— BEGIN —

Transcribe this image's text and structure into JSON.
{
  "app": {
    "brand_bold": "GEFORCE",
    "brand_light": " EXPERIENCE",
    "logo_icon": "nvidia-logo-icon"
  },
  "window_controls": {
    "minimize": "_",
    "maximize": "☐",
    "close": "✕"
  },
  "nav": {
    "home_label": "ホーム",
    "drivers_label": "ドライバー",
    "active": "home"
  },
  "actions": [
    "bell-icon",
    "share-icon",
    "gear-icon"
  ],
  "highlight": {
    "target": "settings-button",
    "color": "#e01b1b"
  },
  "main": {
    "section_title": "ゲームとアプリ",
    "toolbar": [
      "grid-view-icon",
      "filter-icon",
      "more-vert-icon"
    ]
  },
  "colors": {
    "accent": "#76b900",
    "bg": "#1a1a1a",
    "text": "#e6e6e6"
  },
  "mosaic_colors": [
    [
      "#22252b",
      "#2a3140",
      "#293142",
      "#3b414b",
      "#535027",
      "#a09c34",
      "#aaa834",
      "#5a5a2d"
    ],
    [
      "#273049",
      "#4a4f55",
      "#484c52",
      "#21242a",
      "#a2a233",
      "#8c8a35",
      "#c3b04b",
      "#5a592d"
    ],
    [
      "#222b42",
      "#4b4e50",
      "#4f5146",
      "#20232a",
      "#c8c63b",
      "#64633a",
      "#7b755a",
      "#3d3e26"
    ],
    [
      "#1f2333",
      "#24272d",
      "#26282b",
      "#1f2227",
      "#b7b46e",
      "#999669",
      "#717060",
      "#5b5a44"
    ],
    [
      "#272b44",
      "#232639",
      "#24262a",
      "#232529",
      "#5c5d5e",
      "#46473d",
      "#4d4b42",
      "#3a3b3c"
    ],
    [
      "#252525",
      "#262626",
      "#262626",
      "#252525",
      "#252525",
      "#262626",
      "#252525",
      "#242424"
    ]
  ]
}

— END —

Search the lines for the word "text" and report how many contain it, by number only.

2